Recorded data
·····

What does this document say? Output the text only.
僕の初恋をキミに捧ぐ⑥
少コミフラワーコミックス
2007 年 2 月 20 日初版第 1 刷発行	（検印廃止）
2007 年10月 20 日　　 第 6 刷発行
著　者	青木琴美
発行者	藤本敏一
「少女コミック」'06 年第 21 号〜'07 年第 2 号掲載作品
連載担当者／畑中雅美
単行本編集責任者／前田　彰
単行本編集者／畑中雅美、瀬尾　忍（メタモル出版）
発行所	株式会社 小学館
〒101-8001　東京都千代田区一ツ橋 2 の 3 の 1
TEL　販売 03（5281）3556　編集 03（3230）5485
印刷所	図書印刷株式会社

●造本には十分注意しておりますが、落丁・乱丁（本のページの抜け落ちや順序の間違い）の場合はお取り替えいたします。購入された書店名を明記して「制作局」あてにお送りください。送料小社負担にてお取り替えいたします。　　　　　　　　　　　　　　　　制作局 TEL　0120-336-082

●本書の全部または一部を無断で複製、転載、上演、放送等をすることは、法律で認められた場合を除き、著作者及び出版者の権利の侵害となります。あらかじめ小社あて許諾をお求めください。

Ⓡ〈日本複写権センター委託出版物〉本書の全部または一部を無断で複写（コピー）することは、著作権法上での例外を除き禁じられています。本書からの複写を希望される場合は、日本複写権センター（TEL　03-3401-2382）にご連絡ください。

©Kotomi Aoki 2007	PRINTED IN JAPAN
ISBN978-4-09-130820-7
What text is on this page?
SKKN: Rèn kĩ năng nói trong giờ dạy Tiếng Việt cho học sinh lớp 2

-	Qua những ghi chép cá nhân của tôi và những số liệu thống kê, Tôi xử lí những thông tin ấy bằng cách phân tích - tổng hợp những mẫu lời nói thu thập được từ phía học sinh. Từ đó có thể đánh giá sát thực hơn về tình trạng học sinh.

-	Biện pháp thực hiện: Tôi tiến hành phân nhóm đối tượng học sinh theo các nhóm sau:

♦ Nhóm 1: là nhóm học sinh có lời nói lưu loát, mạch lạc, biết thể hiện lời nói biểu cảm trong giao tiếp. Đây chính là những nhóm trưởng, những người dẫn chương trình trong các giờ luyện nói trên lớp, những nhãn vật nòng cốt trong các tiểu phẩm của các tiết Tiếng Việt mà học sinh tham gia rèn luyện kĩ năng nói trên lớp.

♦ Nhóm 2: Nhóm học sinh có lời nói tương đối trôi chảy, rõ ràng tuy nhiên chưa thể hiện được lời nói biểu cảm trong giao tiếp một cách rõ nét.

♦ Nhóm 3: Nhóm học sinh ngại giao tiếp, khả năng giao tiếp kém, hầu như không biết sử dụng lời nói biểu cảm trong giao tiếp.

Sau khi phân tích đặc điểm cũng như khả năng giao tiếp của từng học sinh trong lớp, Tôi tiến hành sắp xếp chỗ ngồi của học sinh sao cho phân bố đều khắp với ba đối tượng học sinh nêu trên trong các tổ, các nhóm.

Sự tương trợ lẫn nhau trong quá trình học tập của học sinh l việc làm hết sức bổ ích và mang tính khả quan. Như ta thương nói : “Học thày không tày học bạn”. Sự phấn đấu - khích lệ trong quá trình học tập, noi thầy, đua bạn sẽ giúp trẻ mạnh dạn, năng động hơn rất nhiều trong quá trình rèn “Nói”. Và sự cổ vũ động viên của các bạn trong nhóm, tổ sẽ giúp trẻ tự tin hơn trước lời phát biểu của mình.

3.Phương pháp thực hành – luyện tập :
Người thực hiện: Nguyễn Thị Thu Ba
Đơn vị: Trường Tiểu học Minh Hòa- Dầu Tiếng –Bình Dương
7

·····

Going over the lines above, work out how many include "giao", then give only that number.

4